[Start of section]

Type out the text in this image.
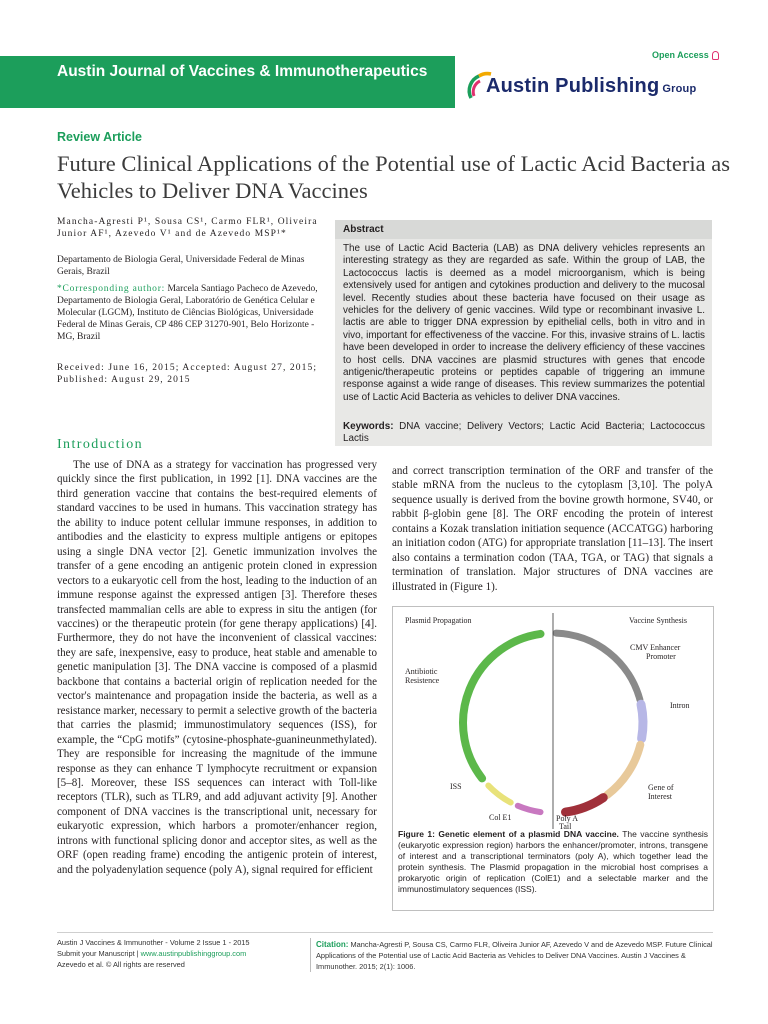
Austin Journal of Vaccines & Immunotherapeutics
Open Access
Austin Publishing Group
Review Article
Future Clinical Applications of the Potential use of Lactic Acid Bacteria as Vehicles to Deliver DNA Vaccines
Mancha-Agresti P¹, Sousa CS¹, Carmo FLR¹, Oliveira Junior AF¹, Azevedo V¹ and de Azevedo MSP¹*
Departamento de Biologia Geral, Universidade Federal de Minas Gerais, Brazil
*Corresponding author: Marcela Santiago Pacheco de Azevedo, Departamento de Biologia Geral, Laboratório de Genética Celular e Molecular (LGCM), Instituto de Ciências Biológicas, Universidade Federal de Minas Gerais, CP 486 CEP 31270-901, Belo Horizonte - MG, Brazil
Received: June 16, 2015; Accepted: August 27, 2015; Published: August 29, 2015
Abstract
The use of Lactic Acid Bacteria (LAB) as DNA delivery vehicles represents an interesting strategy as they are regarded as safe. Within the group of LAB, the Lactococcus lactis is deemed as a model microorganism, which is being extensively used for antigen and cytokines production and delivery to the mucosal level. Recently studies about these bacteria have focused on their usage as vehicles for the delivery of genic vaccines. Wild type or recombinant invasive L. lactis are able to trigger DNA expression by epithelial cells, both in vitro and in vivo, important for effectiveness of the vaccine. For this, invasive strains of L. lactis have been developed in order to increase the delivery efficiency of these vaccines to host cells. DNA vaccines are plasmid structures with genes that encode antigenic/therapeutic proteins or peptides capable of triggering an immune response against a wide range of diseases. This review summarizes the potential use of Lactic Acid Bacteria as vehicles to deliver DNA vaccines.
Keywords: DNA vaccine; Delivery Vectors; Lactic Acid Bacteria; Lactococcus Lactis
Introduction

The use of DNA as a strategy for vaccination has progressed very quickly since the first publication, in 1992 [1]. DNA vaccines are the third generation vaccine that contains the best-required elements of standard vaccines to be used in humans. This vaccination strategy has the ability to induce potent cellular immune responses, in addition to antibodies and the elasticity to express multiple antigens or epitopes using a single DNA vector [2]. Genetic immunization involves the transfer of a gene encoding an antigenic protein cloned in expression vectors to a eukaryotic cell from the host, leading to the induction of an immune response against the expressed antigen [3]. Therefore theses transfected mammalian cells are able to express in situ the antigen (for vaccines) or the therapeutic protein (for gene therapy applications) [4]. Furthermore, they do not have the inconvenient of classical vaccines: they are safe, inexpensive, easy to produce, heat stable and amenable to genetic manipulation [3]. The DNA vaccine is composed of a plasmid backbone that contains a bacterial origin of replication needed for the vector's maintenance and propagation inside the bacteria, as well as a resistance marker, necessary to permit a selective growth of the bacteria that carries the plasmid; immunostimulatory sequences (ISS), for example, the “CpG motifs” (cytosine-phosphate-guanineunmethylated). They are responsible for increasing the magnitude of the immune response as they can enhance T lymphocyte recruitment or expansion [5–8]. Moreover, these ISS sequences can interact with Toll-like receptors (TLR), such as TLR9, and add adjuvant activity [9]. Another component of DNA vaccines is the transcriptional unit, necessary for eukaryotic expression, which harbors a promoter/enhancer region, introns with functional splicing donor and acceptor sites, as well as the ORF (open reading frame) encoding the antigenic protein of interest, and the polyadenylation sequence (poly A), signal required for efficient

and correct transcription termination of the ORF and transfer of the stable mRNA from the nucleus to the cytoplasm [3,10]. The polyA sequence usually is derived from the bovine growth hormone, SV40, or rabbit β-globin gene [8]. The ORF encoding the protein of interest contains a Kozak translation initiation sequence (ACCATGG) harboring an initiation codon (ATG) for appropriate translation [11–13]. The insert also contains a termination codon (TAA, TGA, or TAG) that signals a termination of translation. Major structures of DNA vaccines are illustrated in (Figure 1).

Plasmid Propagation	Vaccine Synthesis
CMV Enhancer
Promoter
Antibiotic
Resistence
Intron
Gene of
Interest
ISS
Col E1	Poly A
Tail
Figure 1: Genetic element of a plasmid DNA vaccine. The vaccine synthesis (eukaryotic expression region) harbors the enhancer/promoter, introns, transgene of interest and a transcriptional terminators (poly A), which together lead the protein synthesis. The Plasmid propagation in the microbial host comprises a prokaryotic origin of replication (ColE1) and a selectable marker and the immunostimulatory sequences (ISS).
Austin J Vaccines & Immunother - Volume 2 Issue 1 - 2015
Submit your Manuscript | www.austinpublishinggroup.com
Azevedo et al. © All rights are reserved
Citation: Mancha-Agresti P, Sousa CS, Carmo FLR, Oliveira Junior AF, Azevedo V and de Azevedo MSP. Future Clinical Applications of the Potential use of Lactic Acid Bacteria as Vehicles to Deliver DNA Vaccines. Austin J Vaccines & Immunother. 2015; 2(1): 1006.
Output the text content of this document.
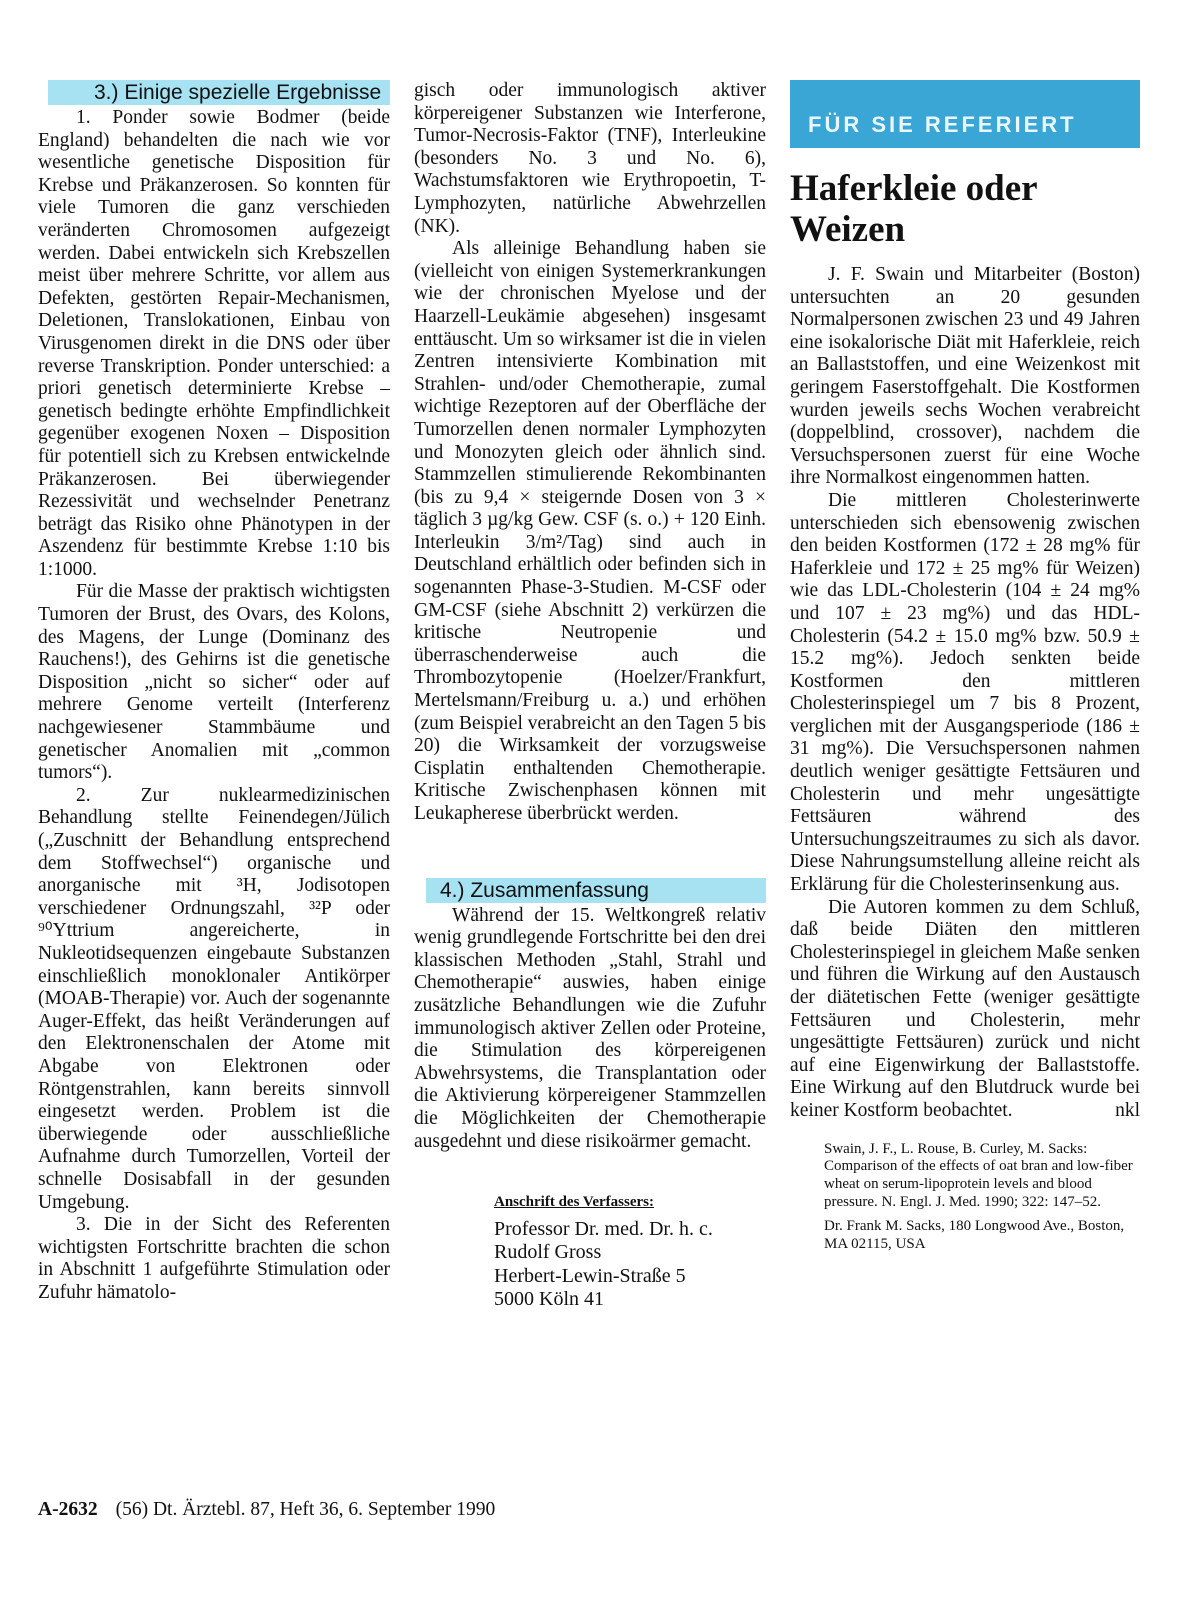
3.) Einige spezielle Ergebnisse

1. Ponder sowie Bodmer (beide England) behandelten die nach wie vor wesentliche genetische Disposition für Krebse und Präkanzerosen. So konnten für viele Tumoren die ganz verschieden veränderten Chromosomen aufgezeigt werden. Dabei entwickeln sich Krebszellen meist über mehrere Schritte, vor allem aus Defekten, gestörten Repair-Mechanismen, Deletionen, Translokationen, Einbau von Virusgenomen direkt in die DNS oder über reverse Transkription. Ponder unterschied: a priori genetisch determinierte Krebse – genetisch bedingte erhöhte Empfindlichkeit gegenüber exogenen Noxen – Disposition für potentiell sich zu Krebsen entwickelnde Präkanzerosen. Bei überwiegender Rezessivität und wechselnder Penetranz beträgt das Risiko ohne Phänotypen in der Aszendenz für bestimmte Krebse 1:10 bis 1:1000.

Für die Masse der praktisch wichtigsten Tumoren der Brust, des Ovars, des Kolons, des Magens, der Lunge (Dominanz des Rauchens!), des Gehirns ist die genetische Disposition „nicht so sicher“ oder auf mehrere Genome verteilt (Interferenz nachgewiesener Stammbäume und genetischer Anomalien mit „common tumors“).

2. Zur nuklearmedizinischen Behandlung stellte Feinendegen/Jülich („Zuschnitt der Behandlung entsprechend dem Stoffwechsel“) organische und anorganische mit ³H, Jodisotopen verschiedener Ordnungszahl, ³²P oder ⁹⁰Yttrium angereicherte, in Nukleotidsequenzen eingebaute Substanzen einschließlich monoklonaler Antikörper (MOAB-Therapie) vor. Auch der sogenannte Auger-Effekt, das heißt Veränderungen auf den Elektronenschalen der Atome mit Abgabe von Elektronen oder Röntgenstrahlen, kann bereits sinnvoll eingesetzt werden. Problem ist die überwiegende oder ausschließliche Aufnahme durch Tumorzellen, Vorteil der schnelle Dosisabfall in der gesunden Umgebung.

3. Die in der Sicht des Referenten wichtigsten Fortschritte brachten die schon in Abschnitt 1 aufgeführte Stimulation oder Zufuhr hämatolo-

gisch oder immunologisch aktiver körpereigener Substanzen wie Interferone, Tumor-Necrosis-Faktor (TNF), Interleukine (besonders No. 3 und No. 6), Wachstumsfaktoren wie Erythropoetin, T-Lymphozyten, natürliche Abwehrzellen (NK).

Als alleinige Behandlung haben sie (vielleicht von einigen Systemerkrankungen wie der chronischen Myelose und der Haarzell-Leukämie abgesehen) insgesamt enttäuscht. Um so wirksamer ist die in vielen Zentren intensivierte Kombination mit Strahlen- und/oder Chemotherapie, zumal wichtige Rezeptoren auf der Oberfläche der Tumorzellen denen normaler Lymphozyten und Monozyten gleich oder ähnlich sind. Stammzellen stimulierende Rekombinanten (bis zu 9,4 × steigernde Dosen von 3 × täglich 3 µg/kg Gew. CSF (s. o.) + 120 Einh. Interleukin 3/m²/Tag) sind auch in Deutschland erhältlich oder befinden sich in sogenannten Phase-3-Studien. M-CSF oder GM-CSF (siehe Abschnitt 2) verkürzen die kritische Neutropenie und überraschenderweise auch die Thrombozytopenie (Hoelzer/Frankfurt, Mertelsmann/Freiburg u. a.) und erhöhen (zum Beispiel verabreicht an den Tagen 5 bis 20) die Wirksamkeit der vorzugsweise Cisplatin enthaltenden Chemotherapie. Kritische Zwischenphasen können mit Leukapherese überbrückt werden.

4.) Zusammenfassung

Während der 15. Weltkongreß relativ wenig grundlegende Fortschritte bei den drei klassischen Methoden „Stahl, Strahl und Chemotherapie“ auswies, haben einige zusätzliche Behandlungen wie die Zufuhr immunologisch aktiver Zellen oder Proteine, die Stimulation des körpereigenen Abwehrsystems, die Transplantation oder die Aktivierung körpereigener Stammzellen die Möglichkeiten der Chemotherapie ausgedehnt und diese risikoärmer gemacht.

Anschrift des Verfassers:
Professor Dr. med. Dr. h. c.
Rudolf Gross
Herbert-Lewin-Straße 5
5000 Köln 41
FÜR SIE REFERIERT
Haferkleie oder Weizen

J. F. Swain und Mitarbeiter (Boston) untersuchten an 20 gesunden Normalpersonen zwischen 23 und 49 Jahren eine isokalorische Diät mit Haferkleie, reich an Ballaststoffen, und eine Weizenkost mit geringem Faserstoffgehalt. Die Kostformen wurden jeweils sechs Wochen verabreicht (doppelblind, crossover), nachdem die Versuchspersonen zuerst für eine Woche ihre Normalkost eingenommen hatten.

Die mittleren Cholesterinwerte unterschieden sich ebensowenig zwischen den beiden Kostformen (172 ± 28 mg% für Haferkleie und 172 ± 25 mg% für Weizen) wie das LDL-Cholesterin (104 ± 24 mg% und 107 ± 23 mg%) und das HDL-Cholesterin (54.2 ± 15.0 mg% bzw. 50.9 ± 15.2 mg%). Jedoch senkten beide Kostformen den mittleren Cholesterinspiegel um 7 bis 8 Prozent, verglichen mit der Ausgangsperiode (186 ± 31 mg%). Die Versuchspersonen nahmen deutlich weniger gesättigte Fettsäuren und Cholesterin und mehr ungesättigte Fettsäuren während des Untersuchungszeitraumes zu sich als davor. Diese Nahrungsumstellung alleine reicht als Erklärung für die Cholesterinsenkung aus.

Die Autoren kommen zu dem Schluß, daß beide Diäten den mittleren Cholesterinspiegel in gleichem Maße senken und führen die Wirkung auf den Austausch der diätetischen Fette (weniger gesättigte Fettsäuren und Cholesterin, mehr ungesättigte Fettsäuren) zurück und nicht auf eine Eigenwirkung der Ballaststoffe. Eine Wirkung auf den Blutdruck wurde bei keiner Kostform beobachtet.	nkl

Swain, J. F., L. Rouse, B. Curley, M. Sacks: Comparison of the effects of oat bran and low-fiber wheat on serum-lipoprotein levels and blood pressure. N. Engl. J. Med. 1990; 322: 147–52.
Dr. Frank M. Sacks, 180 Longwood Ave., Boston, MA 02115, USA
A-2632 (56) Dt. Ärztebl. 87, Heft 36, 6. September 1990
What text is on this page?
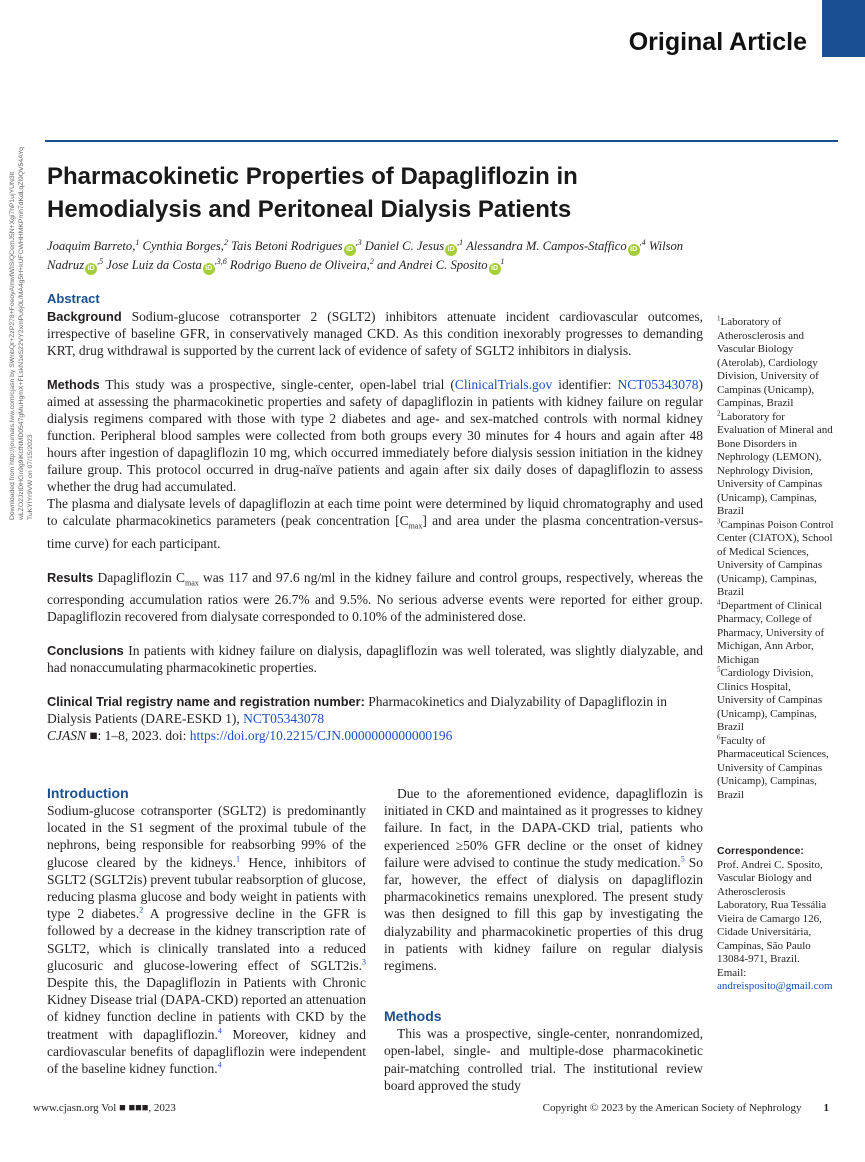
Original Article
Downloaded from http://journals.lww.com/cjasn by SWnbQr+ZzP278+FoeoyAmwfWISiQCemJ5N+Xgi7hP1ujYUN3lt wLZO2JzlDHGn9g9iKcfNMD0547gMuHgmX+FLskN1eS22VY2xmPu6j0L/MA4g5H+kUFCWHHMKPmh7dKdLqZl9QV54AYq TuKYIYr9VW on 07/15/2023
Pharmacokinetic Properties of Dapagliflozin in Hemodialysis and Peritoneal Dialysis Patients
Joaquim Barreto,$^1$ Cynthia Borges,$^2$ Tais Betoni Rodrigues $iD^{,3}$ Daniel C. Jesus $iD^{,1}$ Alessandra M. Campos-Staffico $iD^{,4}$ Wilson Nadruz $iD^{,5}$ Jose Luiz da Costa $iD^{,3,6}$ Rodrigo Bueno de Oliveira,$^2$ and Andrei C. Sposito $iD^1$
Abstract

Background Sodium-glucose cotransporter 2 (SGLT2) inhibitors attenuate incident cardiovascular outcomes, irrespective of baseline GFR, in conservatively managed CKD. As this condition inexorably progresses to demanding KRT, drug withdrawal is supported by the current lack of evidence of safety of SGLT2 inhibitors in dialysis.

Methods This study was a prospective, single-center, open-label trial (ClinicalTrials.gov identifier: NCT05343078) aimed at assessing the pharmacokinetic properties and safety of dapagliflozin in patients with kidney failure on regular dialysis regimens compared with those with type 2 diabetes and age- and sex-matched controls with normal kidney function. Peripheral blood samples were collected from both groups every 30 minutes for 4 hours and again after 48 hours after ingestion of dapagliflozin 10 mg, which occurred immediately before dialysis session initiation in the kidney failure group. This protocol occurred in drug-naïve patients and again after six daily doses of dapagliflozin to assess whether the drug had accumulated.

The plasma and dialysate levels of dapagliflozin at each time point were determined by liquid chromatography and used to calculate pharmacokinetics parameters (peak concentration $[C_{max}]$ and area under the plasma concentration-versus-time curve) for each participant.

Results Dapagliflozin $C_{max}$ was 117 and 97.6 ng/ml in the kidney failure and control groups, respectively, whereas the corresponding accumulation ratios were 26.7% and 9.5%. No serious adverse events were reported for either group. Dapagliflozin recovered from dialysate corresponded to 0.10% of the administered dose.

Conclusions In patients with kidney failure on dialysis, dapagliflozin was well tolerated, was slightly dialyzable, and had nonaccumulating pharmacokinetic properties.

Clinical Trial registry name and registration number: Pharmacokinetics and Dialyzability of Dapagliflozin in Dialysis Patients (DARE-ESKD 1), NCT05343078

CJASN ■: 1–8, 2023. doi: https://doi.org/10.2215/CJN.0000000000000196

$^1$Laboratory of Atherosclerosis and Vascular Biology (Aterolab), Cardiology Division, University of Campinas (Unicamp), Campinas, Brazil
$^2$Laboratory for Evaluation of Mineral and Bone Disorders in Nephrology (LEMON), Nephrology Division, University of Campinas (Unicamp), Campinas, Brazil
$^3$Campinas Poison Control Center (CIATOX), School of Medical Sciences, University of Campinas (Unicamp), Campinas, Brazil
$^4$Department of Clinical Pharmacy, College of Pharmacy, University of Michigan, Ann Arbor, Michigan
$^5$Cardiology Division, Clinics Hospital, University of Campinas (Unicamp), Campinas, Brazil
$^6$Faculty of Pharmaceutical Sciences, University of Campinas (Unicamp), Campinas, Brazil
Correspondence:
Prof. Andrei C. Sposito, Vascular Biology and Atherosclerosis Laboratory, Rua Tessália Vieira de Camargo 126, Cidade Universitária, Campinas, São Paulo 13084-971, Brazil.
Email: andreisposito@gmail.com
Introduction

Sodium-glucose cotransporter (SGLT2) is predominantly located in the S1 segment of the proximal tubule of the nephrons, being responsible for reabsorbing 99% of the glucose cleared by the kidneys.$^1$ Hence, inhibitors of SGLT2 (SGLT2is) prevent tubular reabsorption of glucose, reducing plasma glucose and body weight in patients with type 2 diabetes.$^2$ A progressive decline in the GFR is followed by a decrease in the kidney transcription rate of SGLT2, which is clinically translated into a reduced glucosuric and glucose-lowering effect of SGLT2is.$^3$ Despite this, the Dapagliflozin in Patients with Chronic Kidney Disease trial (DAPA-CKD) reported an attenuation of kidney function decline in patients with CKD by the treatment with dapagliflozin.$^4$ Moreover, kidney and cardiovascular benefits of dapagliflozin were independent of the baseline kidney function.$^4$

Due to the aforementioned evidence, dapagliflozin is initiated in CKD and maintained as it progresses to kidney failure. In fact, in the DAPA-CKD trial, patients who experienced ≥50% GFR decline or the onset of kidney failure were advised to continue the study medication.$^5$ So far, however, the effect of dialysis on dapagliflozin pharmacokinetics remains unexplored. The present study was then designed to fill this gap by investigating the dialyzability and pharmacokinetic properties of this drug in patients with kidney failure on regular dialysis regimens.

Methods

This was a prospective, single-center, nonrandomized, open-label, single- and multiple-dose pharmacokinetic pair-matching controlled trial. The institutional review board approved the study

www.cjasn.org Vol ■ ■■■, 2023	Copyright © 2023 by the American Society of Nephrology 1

[End of section]

▶ Problem statement:
Your answer must be a copy of every line in the data above that holds the string "Cardiology".

▶ Reply:
$^1$Laboratory of Atherosclerosis and Vascular Biology (Aterolab), Cardiology Division, University of Campinas (Unicamp), Campinas, Brazil
$^5$Cardiology Division, Clinics Hospital, University of Campinas (Unicamp), Campinas, Brazil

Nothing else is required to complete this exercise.